─── Given information ───

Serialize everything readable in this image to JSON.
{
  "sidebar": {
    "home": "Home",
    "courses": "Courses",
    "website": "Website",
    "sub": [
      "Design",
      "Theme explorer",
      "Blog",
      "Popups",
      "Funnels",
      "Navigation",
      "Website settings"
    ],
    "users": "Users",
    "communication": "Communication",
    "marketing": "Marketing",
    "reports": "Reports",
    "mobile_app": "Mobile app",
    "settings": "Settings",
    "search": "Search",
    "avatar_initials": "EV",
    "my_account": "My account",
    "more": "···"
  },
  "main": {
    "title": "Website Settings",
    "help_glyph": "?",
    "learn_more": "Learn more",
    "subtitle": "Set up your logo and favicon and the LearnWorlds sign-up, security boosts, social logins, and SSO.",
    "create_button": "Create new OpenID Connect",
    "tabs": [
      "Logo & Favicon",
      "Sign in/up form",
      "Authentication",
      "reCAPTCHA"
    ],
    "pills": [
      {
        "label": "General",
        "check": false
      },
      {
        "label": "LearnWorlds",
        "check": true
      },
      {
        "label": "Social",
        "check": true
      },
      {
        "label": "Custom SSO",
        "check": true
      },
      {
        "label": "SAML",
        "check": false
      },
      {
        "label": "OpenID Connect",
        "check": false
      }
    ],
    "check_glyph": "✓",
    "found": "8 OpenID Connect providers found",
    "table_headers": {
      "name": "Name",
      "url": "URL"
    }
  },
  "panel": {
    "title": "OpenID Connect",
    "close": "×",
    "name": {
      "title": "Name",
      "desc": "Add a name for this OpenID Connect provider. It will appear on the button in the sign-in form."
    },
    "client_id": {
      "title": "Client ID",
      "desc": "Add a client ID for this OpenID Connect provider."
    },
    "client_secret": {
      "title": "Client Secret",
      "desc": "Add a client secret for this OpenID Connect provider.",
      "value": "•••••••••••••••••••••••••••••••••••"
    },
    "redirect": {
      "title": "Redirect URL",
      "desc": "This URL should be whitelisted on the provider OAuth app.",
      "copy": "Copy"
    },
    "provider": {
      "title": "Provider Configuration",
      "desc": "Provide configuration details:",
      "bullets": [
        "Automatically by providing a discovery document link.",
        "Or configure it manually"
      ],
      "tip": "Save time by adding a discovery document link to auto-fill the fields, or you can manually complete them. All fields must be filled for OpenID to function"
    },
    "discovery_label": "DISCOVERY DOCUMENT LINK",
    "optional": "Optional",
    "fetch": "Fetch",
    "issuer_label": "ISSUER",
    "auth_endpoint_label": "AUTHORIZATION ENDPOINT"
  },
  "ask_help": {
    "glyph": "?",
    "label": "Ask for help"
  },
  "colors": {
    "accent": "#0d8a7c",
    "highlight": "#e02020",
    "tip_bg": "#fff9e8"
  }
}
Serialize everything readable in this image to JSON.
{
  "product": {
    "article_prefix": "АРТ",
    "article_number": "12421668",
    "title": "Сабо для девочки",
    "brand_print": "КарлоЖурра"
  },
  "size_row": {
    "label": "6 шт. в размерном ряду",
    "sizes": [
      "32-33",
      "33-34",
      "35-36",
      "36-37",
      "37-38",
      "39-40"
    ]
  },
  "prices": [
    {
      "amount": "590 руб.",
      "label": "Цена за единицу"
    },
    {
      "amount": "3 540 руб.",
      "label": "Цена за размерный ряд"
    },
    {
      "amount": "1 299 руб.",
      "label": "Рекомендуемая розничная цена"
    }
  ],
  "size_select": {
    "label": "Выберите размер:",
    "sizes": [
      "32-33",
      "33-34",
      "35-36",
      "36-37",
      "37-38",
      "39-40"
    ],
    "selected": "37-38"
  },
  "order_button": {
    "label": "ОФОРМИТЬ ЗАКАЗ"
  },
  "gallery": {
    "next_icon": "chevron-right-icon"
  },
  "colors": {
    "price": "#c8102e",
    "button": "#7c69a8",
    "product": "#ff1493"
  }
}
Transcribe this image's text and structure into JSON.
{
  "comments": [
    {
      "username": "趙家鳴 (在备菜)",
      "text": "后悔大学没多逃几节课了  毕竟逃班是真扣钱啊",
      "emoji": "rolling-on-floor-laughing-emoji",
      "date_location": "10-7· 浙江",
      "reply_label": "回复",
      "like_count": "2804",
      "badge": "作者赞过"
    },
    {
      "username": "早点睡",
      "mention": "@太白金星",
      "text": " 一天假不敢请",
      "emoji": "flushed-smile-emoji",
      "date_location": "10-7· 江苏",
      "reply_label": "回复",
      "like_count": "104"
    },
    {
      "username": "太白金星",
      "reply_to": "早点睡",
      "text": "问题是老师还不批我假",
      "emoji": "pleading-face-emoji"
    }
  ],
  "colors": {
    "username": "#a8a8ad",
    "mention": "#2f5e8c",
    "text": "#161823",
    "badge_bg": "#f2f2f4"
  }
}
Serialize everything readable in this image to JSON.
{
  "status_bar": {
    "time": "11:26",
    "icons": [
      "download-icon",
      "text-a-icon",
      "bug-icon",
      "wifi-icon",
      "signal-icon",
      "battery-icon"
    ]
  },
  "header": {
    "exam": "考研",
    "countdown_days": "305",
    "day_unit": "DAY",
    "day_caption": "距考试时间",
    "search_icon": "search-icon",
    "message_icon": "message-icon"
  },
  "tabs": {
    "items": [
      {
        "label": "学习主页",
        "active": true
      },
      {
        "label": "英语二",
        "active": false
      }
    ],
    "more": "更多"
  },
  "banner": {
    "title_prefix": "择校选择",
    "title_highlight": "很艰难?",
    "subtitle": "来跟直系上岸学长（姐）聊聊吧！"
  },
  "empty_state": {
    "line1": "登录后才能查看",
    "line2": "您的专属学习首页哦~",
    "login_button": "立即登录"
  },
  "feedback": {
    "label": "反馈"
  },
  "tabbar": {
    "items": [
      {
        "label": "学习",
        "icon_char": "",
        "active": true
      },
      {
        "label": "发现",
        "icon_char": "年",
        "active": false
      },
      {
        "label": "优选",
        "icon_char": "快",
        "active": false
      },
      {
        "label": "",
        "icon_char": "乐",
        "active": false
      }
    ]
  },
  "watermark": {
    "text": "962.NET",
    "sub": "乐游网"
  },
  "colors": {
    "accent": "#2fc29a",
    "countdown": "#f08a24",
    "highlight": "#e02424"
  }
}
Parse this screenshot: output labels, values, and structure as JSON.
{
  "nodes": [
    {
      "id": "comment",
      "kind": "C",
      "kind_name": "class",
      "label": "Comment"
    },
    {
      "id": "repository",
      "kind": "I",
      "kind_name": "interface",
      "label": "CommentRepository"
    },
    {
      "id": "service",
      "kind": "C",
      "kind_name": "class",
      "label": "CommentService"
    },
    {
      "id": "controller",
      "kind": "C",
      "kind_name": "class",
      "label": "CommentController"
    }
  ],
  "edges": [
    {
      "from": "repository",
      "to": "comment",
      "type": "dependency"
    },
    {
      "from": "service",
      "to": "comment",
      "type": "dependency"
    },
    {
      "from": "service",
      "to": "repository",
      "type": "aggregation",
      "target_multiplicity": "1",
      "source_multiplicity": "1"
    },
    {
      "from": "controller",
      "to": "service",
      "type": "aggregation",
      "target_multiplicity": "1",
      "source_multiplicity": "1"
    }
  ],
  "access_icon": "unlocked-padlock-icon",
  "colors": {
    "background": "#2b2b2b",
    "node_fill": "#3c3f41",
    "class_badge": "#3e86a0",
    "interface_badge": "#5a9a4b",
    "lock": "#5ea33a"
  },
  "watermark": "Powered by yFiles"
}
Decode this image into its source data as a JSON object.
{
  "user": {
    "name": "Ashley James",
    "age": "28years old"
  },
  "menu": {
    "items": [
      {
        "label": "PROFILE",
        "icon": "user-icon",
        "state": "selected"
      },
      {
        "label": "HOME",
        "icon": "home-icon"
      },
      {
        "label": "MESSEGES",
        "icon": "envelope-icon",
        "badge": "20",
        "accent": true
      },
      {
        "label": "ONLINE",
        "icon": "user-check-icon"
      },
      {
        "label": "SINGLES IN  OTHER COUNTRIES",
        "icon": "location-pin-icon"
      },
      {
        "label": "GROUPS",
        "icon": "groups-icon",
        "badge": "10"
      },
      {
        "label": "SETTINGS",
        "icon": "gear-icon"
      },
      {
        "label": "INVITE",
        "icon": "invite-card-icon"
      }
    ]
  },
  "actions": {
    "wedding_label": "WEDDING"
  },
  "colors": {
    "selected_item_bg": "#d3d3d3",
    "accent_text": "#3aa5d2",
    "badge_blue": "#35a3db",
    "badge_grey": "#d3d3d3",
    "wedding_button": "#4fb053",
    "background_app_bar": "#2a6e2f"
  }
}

───

Exercise details =
Take the line that contains "Decode this image" and each line after it down to the last of the records, and retype them exactly; add nothing else.

Task output =
Decode this image into its source data as a JSON object.
{
  "user": {
    "name": "Ashley James",
    "age": "28years old"
  },
  "menu": {
    "items": [
      {
        "label": "PROFILE",
        "icon": "user-icon",
        "state": "selected"
      },
      {
        "label": "HOME",
        "icon": "home-icon"
      },
      {
        "label": "MESSEGES",
        "icon": "envelope-icon",
        "badge": "20",
        "accent": true
      },
      {
        "label": "ONLINE",
        "icon": "user-check-icon"
      },
      {
        "label": "SINGLES IN  OTHER COUNTRIES",
        "icon": "location-pin-icon"
      },
      {
        "label": "GROUPS",
        "icon": "groups-icon",
        "badge": "10"
      },
      {
        "label": "SETTINGS",
        "icon": "gear-icon"
      },
      {
        "label": "INVITE",
        "icon": "invite-card-icon"
      }
    ]
  },
  "actions": {
    "wedding_label": "WEDDING"
  },
  "colors": {
    "selected_item_bg": "#d3d3d3",
    "accent_text": "#3aa5d2",
    "badge_blue": "#35a3db",
    "badge_grey": "#d3d3d3",
    "wedding_button": "#4fb053",
    "background_app_bar": "#2a6e2f"
  }
}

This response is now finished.